### DATASET ROWS

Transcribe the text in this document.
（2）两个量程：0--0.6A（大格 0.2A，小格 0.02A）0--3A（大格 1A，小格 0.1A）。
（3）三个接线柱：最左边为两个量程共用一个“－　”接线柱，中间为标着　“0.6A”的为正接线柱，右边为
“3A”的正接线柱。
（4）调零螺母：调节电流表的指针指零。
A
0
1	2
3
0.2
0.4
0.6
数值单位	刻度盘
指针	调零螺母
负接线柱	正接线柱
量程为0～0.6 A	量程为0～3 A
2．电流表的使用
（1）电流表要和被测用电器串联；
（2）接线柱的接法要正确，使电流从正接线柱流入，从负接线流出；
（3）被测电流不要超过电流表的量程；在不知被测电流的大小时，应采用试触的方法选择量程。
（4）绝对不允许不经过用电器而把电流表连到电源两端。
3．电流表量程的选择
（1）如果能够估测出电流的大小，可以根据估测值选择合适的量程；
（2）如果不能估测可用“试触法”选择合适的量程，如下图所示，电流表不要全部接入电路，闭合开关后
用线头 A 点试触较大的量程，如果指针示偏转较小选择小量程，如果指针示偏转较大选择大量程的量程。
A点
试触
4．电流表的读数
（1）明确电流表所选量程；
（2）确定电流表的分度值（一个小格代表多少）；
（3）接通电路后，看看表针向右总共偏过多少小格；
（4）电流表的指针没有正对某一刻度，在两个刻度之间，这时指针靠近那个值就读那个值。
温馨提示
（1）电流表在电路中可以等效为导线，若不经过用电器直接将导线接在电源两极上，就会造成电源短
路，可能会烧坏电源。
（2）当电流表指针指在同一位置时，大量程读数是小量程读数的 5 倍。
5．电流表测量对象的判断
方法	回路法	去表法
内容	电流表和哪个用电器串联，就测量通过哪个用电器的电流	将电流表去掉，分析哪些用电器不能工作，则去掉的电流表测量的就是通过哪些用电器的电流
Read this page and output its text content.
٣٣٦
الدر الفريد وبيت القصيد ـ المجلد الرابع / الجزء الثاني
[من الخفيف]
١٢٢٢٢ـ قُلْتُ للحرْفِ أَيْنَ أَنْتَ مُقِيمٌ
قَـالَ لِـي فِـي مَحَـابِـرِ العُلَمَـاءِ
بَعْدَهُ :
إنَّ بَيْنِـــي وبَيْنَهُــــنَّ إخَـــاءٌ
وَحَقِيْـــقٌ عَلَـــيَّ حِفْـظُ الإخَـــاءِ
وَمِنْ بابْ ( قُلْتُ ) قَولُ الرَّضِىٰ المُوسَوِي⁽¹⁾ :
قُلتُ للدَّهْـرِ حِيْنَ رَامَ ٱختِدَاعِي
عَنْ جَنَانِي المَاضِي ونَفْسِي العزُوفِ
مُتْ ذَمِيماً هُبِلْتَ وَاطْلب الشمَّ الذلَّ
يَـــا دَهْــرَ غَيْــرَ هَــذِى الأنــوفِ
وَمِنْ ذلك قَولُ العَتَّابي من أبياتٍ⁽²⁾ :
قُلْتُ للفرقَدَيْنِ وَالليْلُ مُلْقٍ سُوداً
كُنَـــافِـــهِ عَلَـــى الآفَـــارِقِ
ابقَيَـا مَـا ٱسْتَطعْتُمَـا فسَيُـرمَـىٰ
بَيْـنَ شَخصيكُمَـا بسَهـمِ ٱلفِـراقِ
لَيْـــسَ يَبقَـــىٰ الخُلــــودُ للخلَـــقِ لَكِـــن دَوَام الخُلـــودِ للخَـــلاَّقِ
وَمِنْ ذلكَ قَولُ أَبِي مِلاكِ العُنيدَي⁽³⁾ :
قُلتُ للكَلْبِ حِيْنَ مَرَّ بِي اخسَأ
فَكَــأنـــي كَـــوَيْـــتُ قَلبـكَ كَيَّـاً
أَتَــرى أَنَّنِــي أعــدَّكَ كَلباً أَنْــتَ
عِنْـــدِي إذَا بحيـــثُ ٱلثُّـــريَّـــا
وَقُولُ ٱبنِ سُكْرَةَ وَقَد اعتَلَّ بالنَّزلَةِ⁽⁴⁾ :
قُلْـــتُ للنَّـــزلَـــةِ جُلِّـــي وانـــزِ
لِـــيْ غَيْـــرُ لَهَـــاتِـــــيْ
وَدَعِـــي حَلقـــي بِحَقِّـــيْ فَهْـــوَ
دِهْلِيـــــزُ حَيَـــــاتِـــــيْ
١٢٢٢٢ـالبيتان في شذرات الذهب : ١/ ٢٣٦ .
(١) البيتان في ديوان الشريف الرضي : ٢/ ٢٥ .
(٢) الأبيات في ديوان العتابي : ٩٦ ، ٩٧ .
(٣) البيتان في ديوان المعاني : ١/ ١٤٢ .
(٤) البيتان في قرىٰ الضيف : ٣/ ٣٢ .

######

**GIVEN PROBLEM**
Your task is to print the whole listing again exactly.

**FINAL RESULT**
Transcribe the text in this document.
（2）两个量程：0--0.6A（大格 0.2A，小格 0.02A）0--3A（大格 1A，小格 0.1A）。
（3）三个接线柱：最左边为两个量程共用一个“－　”接线柱，中间为标着　“0.6A”的为正接线柱，右边为
“3A”的正接线柱。
（4）调零螺母：调节电流表的指针指零。
A
0
1	2
3
0.2
0.4
0.6
数值单位	刻度盘
指针	调零螺母
负接线柱	正接线柱
量程为0～0.6 A	量程为0～3 A
2．电流表的使用
（1）电流表要和被测用电器串联；
（2）接线柱的接法要正确，使电流从正接线柱流入，从负接线流出；
（3）被测电流不要超过电流表的量程；在不知被测电流的大小时，应采用试触的方法选择量程。
（4）绝对不允许不经过用电器而把电流表连到电源两端。
3．电流表量程的选择
（1）如果能够估测出电流的大小，可以根据估测值选择合适的量程；
（2）如果不能估测可用“试触法”选择合适的量程，如下图所示，电流表不要全部接入电路，闭合开关后
用线头 A 点试触较大的量程，如果指针示偏转较小选择小量程，如果指针示偏转较大选择大量程的量程。
A点
试触
4．电流表的读数
（1）明确电流表所选量程；
（2）确定电流表的分度值（一个小格代表多少）；
（3）接通电路后，看看表针向右总共偏过多少小格；
（4）电流表的指针没有正对某一刻度，在两个刻度之间，这时指针靠近那个值就读那个值。
温馨提示
（1）电流表在电路中可以等效为导线，若不经过用电器直接将导线接在电源两极上，就会造成电源短
路，可能会烧坏电源。
（2）当电流表指针指在同一位置时，大量程读数是小量程读数的 5 倍。
5．电流表测量对象的判断
方法	回路法	去表法
内容	电流表和哪个用电器串联，就测量通过哪个用电器的电流	将电流表去掉，分析哪些用电器不能工作，则去掉的电流表测量的就是通过哪些用电器的电流
Read this page and output its text content.
٣٣٦
الدر الفريد وبيت القصيد ـ المجلد الرابع / الجزء الثاني
[من الخفيف]
١٢٢٢٢ـ قُلْتُ للحرْفِ أَيْنَ أَنْتَ مُقِيمٌ
قَـالَ لِـي فِـي مَحَـابِـرِ العُلَمَـاءِ
بَعْدَهُ :
إنَّ بَيْنِـــي وبَيْنَهُــــنَّ إخَـــاءٌ
وَحَقِيْـــقٌ عَلَـــيَّ حِفْـظُ الإخَـــاءِ
وَمِنْ بابْ ( قُلْتُ ) قَولُ الرَّضِىٰ المُوسَوِي⁽¹⁾ :
قُلتُ للدَّهْـرِ حِيْنَ رَامَ ٱختِدَاعِي
عَنْ جَنَانِي المَاضِي ونَفْسِي العزُوفِ
مُتْ ذَمِيماً هُبِلْتَ وَاطْلب الشمَّ الذلَّ
يَـــا دَهْــرَ غَيْــرَ هَــذِى الأنــوفِ
وَمِنْ ذلك قَولُ العَتَّابي من أبياتٍ⁽²⁾ :
قُلْتُ للفرقَدَيْنِ وَالليْلُ مُلْقٍ سُوداً
كُنَـــافِـــهِ عَلَـــى الآفَـــارِقِ
ابقَيَـا مَـا ٱسْتَطعْتُمَـا فسَيُـرمَـىٰ
بَيْـنَ شَخصيكُمَـا بسَهـمِ ٱلفِـراقِ
لَيْـــسَ يَبقَـــىٰ الخُلــــودُ للخلَـــقِ لَكِـــن دَوَام الخُلـــودِ للخَـــلاَّقِ
وَمِنْ ذلكَ قَولُ أَبِي مِلاكِ العُنيدَي⁽³⁾ :
قُلتُ للكَلْبِ حِيْنَ مَرَّ بِي اخسَأ
فَكَــأنـــي كَـــوَيْـــتُ قَلبـكَ كَيَّـاً
أَتَــرى أَنَّنِــي أعــدَّكَ كَلباً أَنْــتَ
عِنْـــدِي إذَا بحيـــثُ ٱلثُّـــريَّـــا
وَقُولُ ٱبنِ سُكْرَةَ وَقَد اعتَلَّ بالنَّزلَةِ⁽⁴⁾ :
قُلْـــتُ للنَّـــزلَـــةِ جُلِّـــي وانـــزِ
لِـــيْ غَيْـــرُ لَهَـــاتِـــــيْ
وَدَعِـــي حَلقـــي بِحَقِّـــيْ فَهْـــوَ
دِهْلِيـــــزُ حَيَـــــاتِـــــيْ
١٢٢٢٢ـالبيتان في شذرات الذهب : ١/ ٢٣٦ .
(١) البيتان في ديوان الشريف الرضي : ٢/ ٢٥ .
(٢) الأبيات في ديوان العتابي : ٩٦ ، ٩٧ .
(٣) البيتان في ديوان المعاني : ١/ ١٤٢ .
(٤) البيتان في قرىٰ الضيف : ٣/ ٣٢ .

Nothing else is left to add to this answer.